[Dataset entries]
↓↓↓

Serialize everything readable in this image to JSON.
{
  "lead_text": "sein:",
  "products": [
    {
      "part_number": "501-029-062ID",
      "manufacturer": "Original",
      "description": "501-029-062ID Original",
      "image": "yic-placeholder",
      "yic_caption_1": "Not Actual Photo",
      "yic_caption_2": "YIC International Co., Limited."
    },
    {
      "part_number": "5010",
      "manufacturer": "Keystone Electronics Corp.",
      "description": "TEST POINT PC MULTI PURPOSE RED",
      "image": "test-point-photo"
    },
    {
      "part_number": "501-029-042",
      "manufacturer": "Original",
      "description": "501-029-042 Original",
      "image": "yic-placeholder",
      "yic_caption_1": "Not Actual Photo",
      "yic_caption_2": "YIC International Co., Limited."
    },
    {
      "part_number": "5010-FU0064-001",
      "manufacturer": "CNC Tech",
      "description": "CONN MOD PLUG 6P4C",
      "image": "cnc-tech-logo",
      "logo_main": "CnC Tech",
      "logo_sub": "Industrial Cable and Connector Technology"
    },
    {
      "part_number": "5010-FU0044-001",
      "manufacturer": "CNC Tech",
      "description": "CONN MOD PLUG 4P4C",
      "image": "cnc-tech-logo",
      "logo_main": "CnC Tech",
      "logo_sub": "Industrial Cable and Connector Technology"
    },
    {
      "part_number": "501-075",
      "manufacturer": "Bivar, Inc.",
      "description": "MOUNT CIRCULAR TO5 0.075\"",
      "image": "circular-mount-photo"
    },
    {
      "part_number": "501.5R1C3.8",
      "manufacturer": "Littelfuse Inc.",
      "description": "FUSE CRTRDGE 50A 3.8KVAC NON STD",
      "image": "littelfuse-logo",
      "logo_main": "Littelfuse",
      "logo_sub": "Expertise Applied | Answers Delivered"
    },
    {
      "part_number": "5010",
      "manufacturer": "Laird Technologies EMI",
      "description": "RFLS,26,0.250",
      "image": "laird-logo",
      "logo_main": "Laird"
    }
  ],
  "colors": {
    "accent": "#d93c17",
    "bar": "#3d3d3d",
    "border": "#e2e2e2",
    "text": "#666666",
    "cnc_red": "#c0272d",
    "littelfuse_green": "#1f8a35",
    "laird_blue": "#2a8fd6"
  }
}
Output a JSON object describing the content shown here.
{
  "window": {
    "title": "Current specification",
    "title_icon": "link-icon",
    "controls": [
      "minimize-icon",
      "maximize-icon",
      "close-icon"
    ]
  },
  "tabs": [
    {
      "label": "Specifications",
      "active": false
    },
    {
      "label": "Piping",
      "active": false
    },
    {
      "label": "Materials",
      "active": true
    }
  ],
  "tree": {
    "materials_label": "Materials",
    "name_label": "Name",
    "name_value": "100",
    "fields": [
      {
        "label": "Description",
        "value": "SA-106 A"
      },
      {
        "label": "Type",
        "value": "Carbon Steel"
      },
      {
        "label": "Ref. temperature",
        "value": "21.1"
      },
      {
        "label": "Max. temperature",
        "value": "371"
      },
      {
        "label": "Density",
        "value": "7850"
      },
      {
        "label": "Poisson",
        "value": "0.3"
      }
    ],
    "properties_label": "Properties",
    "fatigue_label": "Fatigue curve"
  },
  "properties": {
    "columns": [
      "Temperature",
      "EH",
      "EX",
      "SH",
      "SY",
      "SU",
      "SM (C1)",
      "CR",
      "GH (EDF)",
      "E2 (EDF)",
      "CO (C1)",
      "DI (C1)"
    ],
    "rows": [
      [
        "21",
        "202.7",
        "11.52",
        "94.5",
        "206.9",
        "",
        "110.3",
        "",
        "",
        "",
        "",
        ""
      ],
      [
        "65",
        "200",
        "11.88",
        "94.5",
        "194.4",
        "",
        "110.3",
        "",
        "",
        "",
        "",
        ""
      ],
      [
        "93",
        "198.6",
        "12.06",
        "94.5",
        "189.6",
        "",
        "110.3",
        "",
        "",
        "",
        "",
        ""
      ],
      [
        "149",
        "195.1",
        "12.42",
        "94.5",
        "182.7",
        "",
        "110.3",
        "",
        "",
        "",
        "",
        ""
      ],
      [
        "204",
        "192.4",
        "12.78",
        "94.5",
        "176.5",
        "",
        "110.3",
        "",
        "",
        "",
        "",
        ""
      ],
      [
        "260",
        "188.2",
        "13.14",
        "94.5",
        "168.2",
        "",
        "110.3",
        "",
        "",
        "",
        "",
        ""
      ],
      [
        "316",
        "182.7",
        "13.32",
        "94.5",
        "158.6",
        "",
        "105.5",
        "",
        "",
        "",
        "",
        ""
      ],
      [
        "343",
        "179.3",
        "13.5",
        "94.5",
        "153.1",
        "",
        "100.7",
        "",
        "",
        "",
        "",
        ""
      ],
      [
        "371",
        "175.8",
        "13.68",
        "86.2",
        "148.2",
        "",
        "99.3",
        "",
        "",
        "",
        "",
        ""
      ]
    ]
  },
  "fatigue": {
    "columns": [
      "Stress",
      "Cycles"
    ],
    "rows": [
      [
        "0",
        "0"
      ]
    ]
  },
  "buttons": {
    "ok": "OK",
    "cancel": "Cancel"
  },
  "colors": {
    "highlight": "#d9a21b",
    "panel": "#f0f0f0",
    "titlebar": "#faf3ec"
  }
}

↑↑↑

GOAL
Copy out each record exactly as given, omitting none.

RESULT OF THIS TASK
Serialize everything readable in this image to JSON.
{
  "lead_text": "sein:",
  "products": [
    {
      "part_number": "501-029-062ID",
      "manufacturer": "Original",
      "description": "501-029-062ID Original",
      "image": "yic-placeholder",
      "yic_caption_1": "Not Actual Photo",
      "yic_caption_2": "YIC International Co., Limited."
    },
    {
      "part_number": "5010",
      "manufacturer": "Keystone Electronics Corp.",
      "description": "TEST POINT PC MULTI PURPOSE RED",
      "image": "test-point-photo"
    },
    {
      "part_number": "501-029-042",
      "manufacturer": "Original",
      "description": "501-029-042 Original",
      "image": "yic-placeholder",
      "yic_caption_1": "Not Actual Photo",
      "yic_caption_2": "YIC International Co., Limited."
    },
    {
      "part_number": "5010-FU0064-001",
      "manufacturer": "CNC Tech",
      "description": "CONN MOD PLUG 6P4C",
      "image": "cnc-tech-logo",
      "logo_main": "CnC Tech",
      "logo_sub": "Industrial Cable and Connector Technology"
    },
    {
      "part_number": "5010-FU0044-001",
      "manufacturer": "CNC Tech",
      "description": "CONN MOD PLUG 4P4C",
      "image": "cnc-tech-logo",
      "logo_main": "CnC Tech",
      "logo_sub": "Industrial Cable and Connector Technology"
    },
    {
      "part_number": "501-075",
      "manufacturer": "Bivar, Inc.",
      "description": "MOUNT CIRCULAR TO5 0.075\"",
      "image": "circular-mount-photo"
    },
    {
      "part_number": "501.5R1C3.8",
      "manufacturer": "Littelfuse Inc.",
      "description": "FUSE CRTRDGE 50A 3.8KVAC NON STD",
      "image": "littelfuse-logo",
      "logo_main": "Littelfuse",
      "logo_sub": "Expertise Applied | Answers Delivered"
    },
    {
      "part_number": "5010",
      "manufacturer": "Laird Technologies EMI",
      "description": "RFLS,26,0.250",
      "image": "laird-logo",
      "logo_main": "Laird"
    }
  ],
  "colors": {
    "accent": "#d93c17",
    "bar": "#3d3d3d",
    "border": "#e2e2e2",
    "text": "#666666",
    "cnc_red": "#c0272d",
    "littelfuse_green": "#1f8a35",
    "laird_blue": "#2a8fd6"
  }
}
Output a JSON object describing the content shown here.
{
  "window": {
    "title": "Current specification",
    "title_icon": "link-icon",
    "controls": [
      "minimize-icon",
      "maximize-icon",
      "close-icon"
    ]
  },
  "tabs": [
    {
      "label": "Specifications",
      "active": false
    },
    {
      "label": "Piping",
      "active": false
    },
    {
      "label": "Materials",
      "active": true
    }
  ],
  "tree": {
    "materials_label": "Materials",
    "name_label": "Name",
    "name_value": "100",
    "fields": [
      {
        "label": "Description",
        "value": "SA-106 A"
      },
      {
        "label": "Type",
        "value": "Carbon Steel"
      },
      {
        "label": "Ref. temperature",
        "value": "21.1"
      },
      {
        "label": "Max. temperature",
        "value": "371"
      },
      {
        "label": "Density",
        "value": "7850"
      },
      {
        "label": "Poisson",
        "value": "0.3"
      }
    ],
    "properties_label": "Properties",
    "fatigue_label": "Fatigue curve"
  },
  "properties": {
    "columns": [
      "Temperature",
      "EH",
      "EX",
      "SH",
      "SY",
      "SU",
      "SM (C1)",
      "CR",
      "GH (EDF)",
      "E2 (EDF)",
      "CO (C1)",
      "DI (C1)"
    ],
    "rows": [
      [
        "21",
        "202.7",
        "11.52",
        "94.5",
        "206.9",
        "",
        "110.3",
        "",
        "",
        "",
        "",
        ""
      ],
      [
        "65",
        "200",
        "11.88",
        "94.5",
        "194.4",
        "",
        "110.3",
        "",
        "",
        "",
        "",
        ""
      ],
      [
        "93",
        "198.6",
        "12.06",
        "94.5",
        "189.6",
        "",
        "110.3",
        "",
        "",
        "",
        "",
        ""
      ],
      [
        "149",
        "195.1",
        "12.42",
        "94.5",
        "182.7",
        "",
        "110.3",
        "",
        "",
        "",
        "",
        ""
      ],
      [
        "204",
        "192.4",
        "12.78",
        "94.5",
        "176.5",
        "",
        "110.3",
        "",
        "",
        "",
        "",
        ""
      ],
      [
        "260",
        "188.2",
        "13.14",
        "94.5",
        "168.2",
        "",
        "110.3",
        "",
        "",
        "",
        "",
        ""
      ],
      [
        "316",
        "182.7",
        "13.32",
        "94.5",
        "158.6",
        "",
        "105.5",
        "",
        "",
        "",
        "",
        ""
      ],
      [
        "343",
        "179.3",
        "13.5",
        "94.5",
        "153.1",
        "",
        "100.7",
        "",
        "",
        "",
        "",
        ""
      ],
      [
        "371",
        "175.8",
        "13.68",
        "86.2",
        "148.2",
        "",
        "99.3",
        "",
        "",
        "",
        "",
        ""
      ]
    ]
  },
  "fatigue": {
    "columns": [
      "Stress",
      "Cycles"
    ],
    "rows": [
      [
        "0",
        "0"
      ]
    ]
  },
  "buttons": {
    "ok": "OK",
    "cancel": "Cancel"
  },
  "colors": {
    "highlight": "#d9a21b",
    "panel": "#f0f0f0",
    "titlebar": "#faf3ec"
  }
}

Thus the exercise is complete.